Copy out, exactly as written, only the line containing "Give me a plain-text" and the lines after it through the end of the records.

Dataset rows
╭──
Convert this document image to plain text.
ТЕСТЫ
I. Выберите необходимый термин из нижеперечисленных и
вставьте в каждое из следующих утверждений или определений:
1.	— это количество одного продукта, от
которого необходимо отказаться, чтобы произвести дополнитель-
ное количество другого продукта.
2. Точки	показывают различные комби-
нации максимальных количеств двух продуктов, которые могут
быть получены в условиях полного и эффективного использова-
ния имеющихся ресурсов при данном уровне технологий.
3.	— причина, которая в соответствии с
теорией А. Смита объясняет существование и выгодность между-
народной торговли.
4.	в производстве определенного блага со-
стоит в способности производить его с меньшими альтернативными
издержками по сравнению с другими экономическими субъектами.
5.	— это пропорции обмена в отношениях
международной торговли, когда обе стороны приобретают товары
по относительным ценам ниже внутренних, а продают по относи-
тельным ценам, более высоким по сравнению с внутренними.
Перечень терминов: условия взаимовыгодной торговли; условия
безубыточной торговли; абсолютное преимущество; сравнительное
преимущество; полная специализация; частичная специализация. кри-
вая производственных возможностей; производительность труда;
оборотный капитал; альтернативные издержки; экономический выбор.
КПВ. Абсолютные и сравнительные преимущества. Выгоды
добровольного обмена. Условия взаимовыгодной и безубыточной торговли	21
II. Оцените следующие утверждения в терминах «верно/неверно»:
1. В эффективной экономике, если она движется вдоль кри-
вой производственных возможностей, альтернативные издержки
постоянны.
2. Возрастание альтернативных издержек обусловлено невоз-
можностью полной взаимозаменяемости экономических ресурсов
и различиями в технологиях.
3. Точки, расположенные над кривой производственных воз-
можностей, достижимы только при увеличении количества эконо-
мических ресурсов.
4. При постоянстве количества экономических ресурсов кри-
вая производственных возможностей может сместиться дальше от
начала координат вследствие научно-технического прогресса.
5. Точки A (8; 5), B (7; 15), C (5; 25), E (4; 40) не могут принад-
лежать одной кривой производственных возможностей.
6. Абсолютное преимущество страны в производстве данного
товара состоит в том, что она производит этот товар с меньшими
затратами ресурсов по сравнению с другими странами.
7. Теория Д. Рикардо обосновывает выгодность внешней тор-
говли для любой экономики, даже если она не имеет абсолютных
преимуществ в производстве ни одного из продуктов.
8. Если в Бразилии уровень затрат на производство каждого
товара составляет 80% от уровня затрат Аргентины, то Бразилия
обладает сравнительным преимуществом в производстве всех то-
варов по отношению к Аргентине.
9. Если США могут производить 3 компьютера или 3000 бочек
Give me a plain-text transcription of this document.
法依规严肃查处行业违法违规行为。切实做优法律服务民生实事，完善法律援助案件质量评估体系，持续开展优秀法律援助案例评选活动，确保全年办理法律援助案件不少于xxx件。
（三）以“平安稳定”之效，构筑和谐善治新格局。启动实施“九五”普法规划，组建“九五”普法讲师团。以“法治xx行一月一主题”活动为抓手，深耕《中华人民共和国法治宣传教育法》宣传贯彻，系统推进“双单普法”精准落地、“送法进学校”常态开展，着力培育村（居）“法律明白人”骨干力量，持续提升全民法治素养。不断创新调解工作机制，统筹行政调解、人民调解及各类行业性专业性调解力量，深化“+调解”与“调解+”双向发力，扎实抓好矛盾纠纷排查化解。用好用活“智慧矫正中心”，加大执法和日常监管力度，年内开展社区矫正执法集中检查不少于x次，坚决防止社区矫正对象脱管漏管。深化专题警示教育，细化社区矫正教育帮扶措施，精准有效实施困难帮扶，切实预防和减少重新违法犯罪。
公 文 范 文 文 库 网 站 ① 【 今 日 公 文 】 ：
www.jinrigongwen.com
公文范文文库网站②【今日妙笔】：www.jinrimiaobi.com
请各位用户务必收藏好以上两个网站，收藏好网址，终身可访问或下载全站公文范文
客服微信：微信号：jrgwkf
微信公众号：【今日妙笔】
╰──
Solution:
Give me a plain-text transcription of this document.
法依规严肃查处行业违法违规行为。切实做优法律服务民生实事，完善法律援助案件质量评估体系，持续开展优秀法律援助案例评选活动，确保全年办理法律援助案件不少于xxx件。
（三）以“平安稳定”之效，构筑和谐善治新格局。启动实施“九五”普法规划，组建“九五”普法讲师团。以“法治xx行一月一主题”活动为抓手，深耕《中华人民共和国法治宣传教育法》宣传贯彻，系统推进“双单普法”精准落地、“送法进学校”常态开展，着力培育村（居）“法律明白人”骨干力量，持续提升全民法治素养。不断创新调解工作机制，统筹行政调解、人民调解及各类行业性专业性调解力量，深化“+调解”与“调解+”双向发力，扎实抓好矛盾纠纷排查化解。用好用活“智慧矫正中心”，加大执法和日常监管力度，年内开展社区矫正执法集中检查不少于x次，坚决防止社区矫正对象脱管漏管。深化专题警示教育，细化社区矫正教育帮扶措施，精准有效实施困难帮扶，切实预防和减少重新违法犯罪。
公 文 范 文 文 库 网 站 ① 【 今 日 公 文 】 ：
www.jinrigongwen.com
公文范文文库网站②【今日妙笔】：www.jinrimiaobi.com
请各位用户务必收藏好以上两个网站，收藏好网址，终身可访问或下载全站公文范文
客服微信：微信号：jrgwkf
微信公众号：【今日妙笔】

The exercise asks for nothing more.